─── DATA TO PROCESS ───
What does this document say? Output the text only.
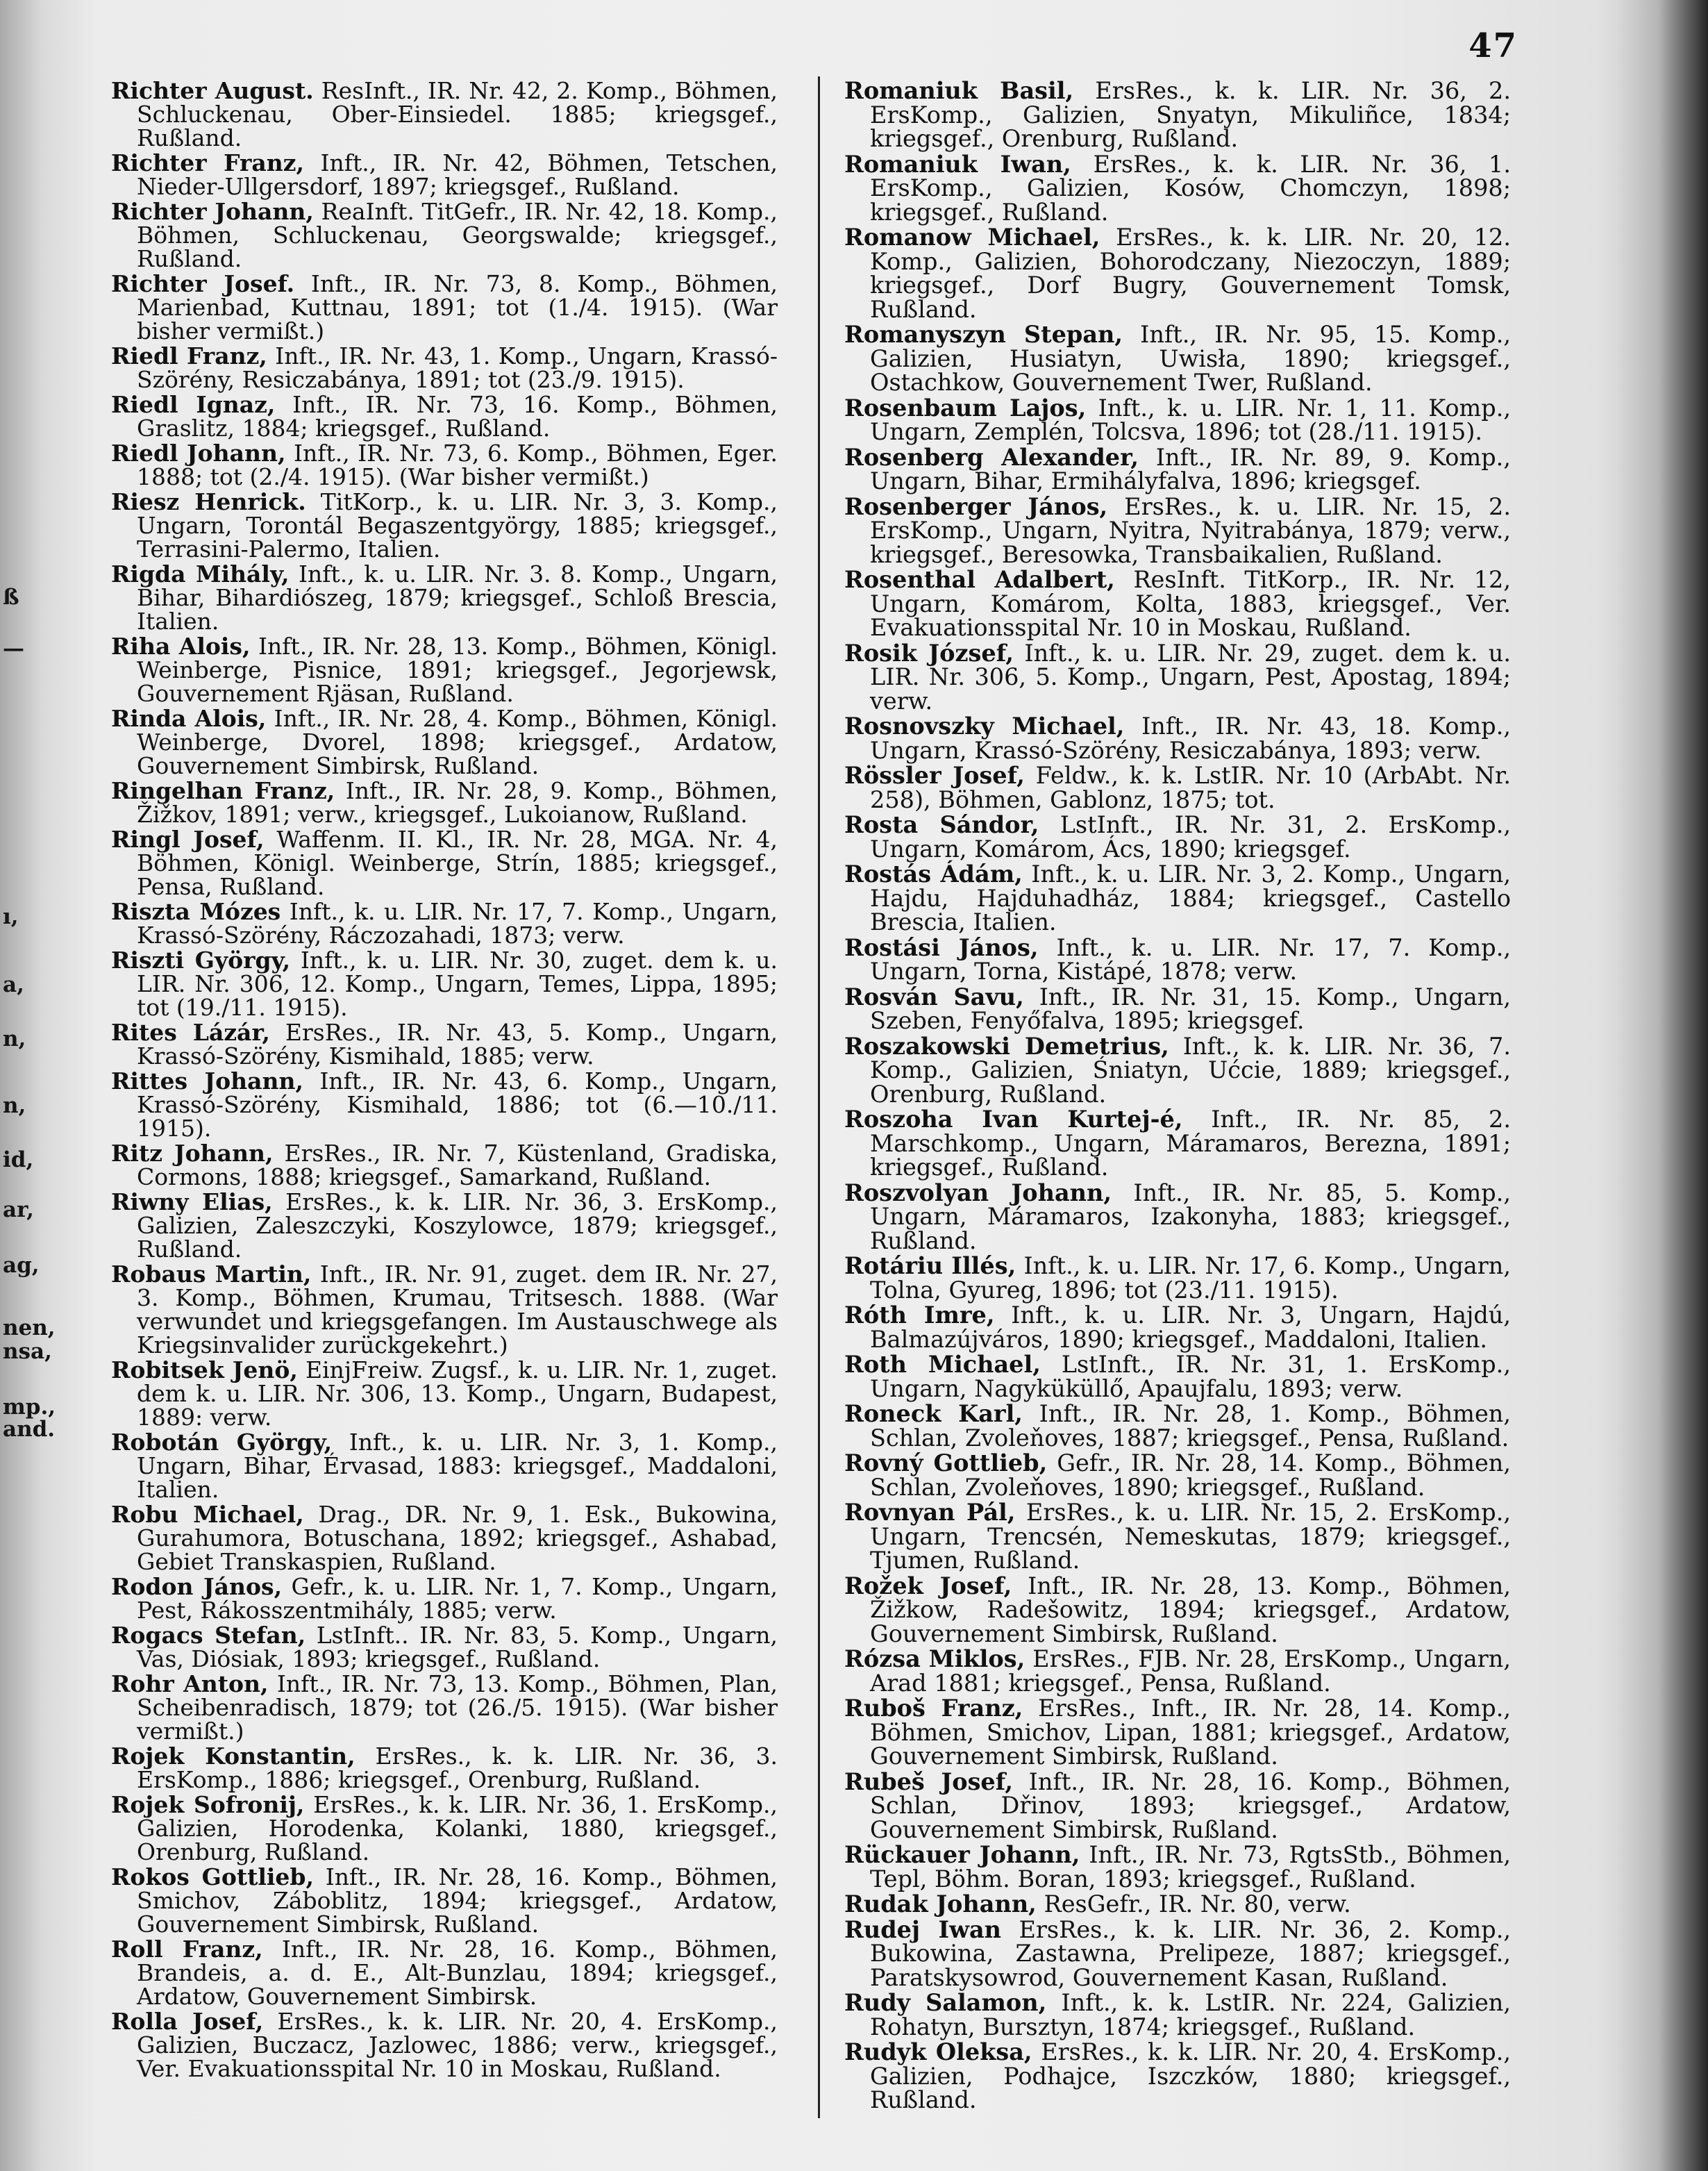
ß
—
ı,
a,
n,
n,
id,
ar,
ag,
nen,
nsa,
mp.,
and.
47

Richter August. ResInft., IR. Nr. 42, 2. Komp., Böhmen, Schluckenau, Ober-Einsiedel. 1885; kriegsgef., Rußland.

Richter Franz, Inft., IR. Nr. 42, Böhmen, Tetschen, Nieder-Ullgersdorf, 1897; kriegsgef., Rußland.

Richter Johann, ReaInft. TitGefr., IR. Nr. 42, 18. Komp., Böhmen, Schluckenau, Georgswalde; kriegsgef., Rußland.

Richter Josef. Inft., IR. Nr. 73, 8. Komp., Böhmen, Marienbad, Kuttnau, 1891; tot (1./4. 1915). (War bisher vermißt.)

Riedl Franz, Inft., IR. Nr. 43, 1. Komp., Ungarn, Krassó-Szörény, Resiczabánya, 1891; tot (23./9. 1915).

Riedl Ignaz, Inft., IR. Nr. 73, 16. Komp., Böhmen, Graslitz, 1884; kriegsgef., Rußland.

Riedl Johann, Inft., IR. Nr. 73, 6. Komp., Böhmen, Eger. 1888; tot (2./4. 1915). (War bisher vermißt.)

Riesz Henrick. TitKorp., k. u. LIR. Nr. 3, 3. Komp., Ungarn, Torontál Begaszentgyörgy, 1885; kriegsgef., Terrasini-Palermo, Italien.

Rigda Mihály, Inft., k. u. LIR. Nr. 3. 8. Komp., Ungarn, Bihar, Bihardiószeg, 1879; kriegsgef., Schloß Brescia, Italien.

Riha Alois, Inft., IR. Nr. 28, 13. Komp., Böhmen, Königl. Weinberge, Pisnice, 1891; kriegsgef., Jegorjewsk, Gouvernement Rjäsan, Rußland.

Rinda Alois, Inft., IR. Nr. 28, 4. Komp., Böhmen, Königl. Weinberge, Dvorel, 1898; kriegsgef., Ardatow, Gouvernement Simbirsk, Rußland.

Ringelhan Franz, Inft., IR. Nr. 28, 9. Komp., Böhmen, Žižkov, 1891; verw., kriegsgef., Lukoianow, Rußland.

Ringl Josef, Waffenm. II. Kl., IR. Nr. 28, MGA. Nr. 4, Böhmen, Königl. Weinberge, Strín, 1885; kriegsgef., Pensa, Rußland.

Riszta Mózes Inft., k. u. LIR. Nr. 17, 7. Komp., Ungarn, Krassó-Szörény, Ráczozahadi, 1873; verw.

Riszti György, Inft., k. u. LIR. Nr. 30, zuget. dem k. u. LIR. Nr. 306, 12. Komp., Ungarn, Temes, Lippa, 1895; tot (19./11. 1915).

Rites Lázár, ErsRes., IR. Nr. 43, 5. Komp., Ungarn, Krassó-Szörény, Kismihald, 1885; verw.

Rittes Johann, Inft., IR. Nr. 43, 6. Komp., Ungarn, Krassó-Szörény, Kismihald, 1886; tot (6.—10./11. 1915).

Ritz Johann, ErsRes., IR. Nr. 7, Küstenland, Gradiska, Cormons, 1888; kriegsgef., Samarkand, Rußland.

Riwny Elias, ErsRes., k. k. LIR. Nr. 36, 3. ErsKomp., Galizien, Zaleszczyki, Koszylowce, 1879; kriegsgef., Rußland.

Robaus Martin, Inft., IR. Nr. 91, zuget. dem IR. Nr. 27, 3. Komp., Böhmen, Krumau, Tritsesch. 1888. (War verwundet und kriegsgefangen. Im Austauschwege als Kriegsinvalider zurückgekehrt.)

Robitsek Jenö, EinjFreiw. Zugsf., k. u. LIR. Nr. 1, zuget. dem k. u. LIR. Nr. 306, 13. Komp., Ungarn, Budapest, 1889: verw.

Robotán György, Inft., k. u. LIR. Nr. 3, 1. Komp., Ungarn, Bihar, Érvasad, 1883: kriegsgef., Maddaloni, Italien.

Robu Michael, Drag., DR. Nr. 9, 1. Esk., Bukowina, Gurahumora, Botuschana, 1892; kriegsgef., Ashabad, Gebiet Transkaspien, Rußland.

Rodon János, Gefr., k. u. LIR. Nr. 1, 7. Komp., Ungarn, Pest, Rákosszentmihály, 1885; verw.

Rogacs Stefan, LstInft.. IR. Nr. 83, 5. Komp., Ungarn, Vas, Diósiak, 1893; kriegsgef., Rußland.

Rohr Anton, Inft., IR. Nr. 73, 13. Komp., Böhmen, Plan, Scheibenradisch, 1879; tot (26./5. 1915). (War bisher vermißt.)

Rojek Konstantin, ErsRes., k. k. LIR. Nr. 36, 3. ErsKomp., 1886; kriegsgef., Orenburg, Rußland.

Rojek Sofronij, ErsRes., k. k. LIR. Nr. 36, 1. ErsKomp., Galizien, Horodenka, Kolanki, 1880, kriegsgef., Orenburg, Rußland.

Rokos Gottlieb, Inft., IR. Nr. 28, 16. Komp., Böhmen, Smichov, Záboblitz, 1894; kriegsgef., Ardatow, Gouvernement Simbirsk, Rußland.

Roll Franz, Inft., IR. Nr. 28, 16. Komp., Böhmen, Brandeis, a. d. E., Alt-Bunzlau, 1894; kriegsgef., Ardatow, Gouvernement Simbirsk.

Rolla Josef, ErsRes., k. k. LIR. Nr. 20, 4. ErsKomp., Galizien, Buczacz, Jazlowec, 1886; verw., kriegsgef., Ver. Evakuationsspital Nr. 10 in Moskau, Rußland.

Romaniuk Basil, ErsRes., k. k. LIR. Nr. 36, 2. ErsKomp., Galizien, Snyatyn, Mikuliñce, 1834; kriegsgef., Orenburg, Rußland.

Romaniuk Iwan, ErsRes., k. k. LIR. Nr. 36, 1. ErsKomp., Galizien, Kosów, Chomczyn, 1898; kriegsgef., Rußland.

Romanow Michael, ErsRes., k. k. LIR. Nr. 20, 12. Komp., Galizien, Bohorodczany, Niezoczyn, 1889; kriegsgef., Dorf Bugry, Gouvernement Tomsk, Rußland.

Romanyszyn Stepan, Inft., IR. Nr. 95, 15. Komp., Galizien, Husiatyn, Uwisła, 1890; kriegsgef., Ostachkow, Gouvernement Twer, Rußland.

Rosenbaum Lajos, Inft., k. u. LIR. Nr. 1, 11. Komp., Ungarn, Zemplén, Tolcsva, 1896; tot (28./11. 1915).

Rosenberg Alexander, Inft., IR. Nr. 89, 9. Komp., Ungarn, Bihar, Ermihályfalva, 1896; kriegsgef.

Rosenberger János, ErsRes., k. u. LIR. Nr. 15, 2. ErsKomp., Ungarn, Nyitra, Nyitrabánya, 1879; verw., kriegsgef., Beresowka, Transbaikalien, Rußland.

Rosenthal Adalbert, ResInft. TitKorp., IR. Nr. 12, Ungarn, Komárom, Kolta, 1883, kriegsgef., Ver. Evakuationsspital Nr. 10 in Moskau, Rußland.

Rosik József, Inft., k. u. LIR. Nr. 29, zuget. dem k. u. LIR. Nr. 306, 5. Komp., Ungarn, Pest, Apostag, 1894; verw.

Rosnovszky Michael, Inft., IR. Nr. 43, 18. Komp., Ungarn, Krassó-Szörény, Resiczabánya, 1893; verw.

Rössler Josef, Feldw., k. k. LstIR. Nr. 10 (ArbAbt. Nr. 258), Böhmen, Gablonz, 1875; tot.

Rosta Sándor, LstInft., IR. Nr. 31, 2. ErsKomp., Ungarn, Komárom, Ács, 1890; kriegsgef.

Rostás Ádám, Inft., k. u. LIR. Nr. 3, 2. Komp., Ungarn, Hajdu, Hajduhadház, 1884; kriegsgef., Castello Brescia, Italien.

Rostási János, Inft., k. u. LIR. Nr. 17, 7. Komp., Ungarn, Torna, Kistápé, 1878; verw.

Rosván Savu, Inft., IR. Nr. 31, 15. Komp., Ungarn, Szeben, Fenyőfalva, 1895; kriegsgef.

Roszakowski Demetrius, Inft., k. k. LIR. Nr. 36, 7. Komp., Galizien, Śniatyn, Ućcie, 1889; kriegsgef., Orenburg, Rußland.

Roszoha Ivan Kurtej-é, Inft., IR. Nr. 85, 2. Marschkomp., Ungarn, Máramaros, Berezna, 1891; kriegsgef., Rußland.

Roszvolyan Johann, Inft., IR. Nr. 85, 5. Komp., Ungarn, Máramaros, Izakonyha, 1883; kriegsgef., Rußland.

Rotáriu Illés, Inft., k. u. LIR. Nr. 17, 6. Komp., Ungarn, Tolna, Gyureg, 1896; tot (23./11. 1915).

Róth Imre, Inft., k. u. LIR. Nr. 3, Ungarn, Hajdú, Balmazújváros, 1890; kriegsgef., Maddaloni, Italien.

Roth Michael, LstInft., IR. Nr. 31, 1. ErsKomp., Ungarn, Nagyküküllő, Apaujfalu, 1893; verw.

Roneck Karl, Inft., IR. Nr. 28, 1. Komp., Böhmen, Schlan, Zvoleňoves, 1887; kriegsgef., Pensa, Rußland.

Rovný Gottlieb, Gefr., IR. Nr. 28, 14. Komp., Böhmen, Schlan, Zvoleňoves, 1890; kriegsgef., Rußland.

Rovnyan Pál, ErsRes., k. u. LIR. Nr. 15, 2. ErsKomp., Ungarn, Trencsén, Nemeskutas, 1879; kriegsgef., Tjumen, Rußland.

Rožek Josef, Inft., IR. Nr. 28, 13. Komp., Böhmen, Žižkow, Radešowitz, 1894; kriegsgef., Ardatow, Gouvernement Simbirsk, Rußland.

Rózsa Miklos, ErsRes., FJB. Nr. 28, ErsKomp., Ungarn, Arad 1881; kriegsgef., Pensa, Rußland.

Ruboš Franz, ErsRes., Inft., IR. Nr. 28, 14. Komp., Böhmen, Smichov, Lipan, 1881; kriegsgef., Ardatow, Gouvernement Simbirsk, Rußland.

Rubeš Josef, Inft., IR. Nr. 28, 16. Komp., Böhmen, Schlan, Dřinov, 1893; kriegsgef., Ardatow, Gouvernement Simbirsk, Rußland.

Rückauer Johann, Inft., IR. Nr. 73, RgtsStb., Böhmen, Tepl, Böhm. Boran, 1893; kriegsgef., Rußland.

Rudak Johann, ResGefr., IR. Nr. 80, verw.

Rudej Iwan ErsRes., k. k. LIR. Nr. 36, 2. Komp., Bukowina, Zastawna, Prelipeze, 1887; kriegsgef., Paratskysowrod, Gouvernement Kasan, Rußland.

Rudy Salamon, Inft., k. k. LstIR. Nr. 224, Galizien, Rohatyn, Bursztyn, 1874; kriegsgef., Rußland.

Rudyk Oleksa, ErsRes., k. k. LIR. Nr. 20, 4. ErsKomp., Galizien, Podhajce, Iszczków, 1880; kriegsgef., Rußland.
───
EXERCISE DESCRIPTION »
Tally the lines of the material above that contain the word "Weinberge" and report the total alone.

TASK SOLUTION »
3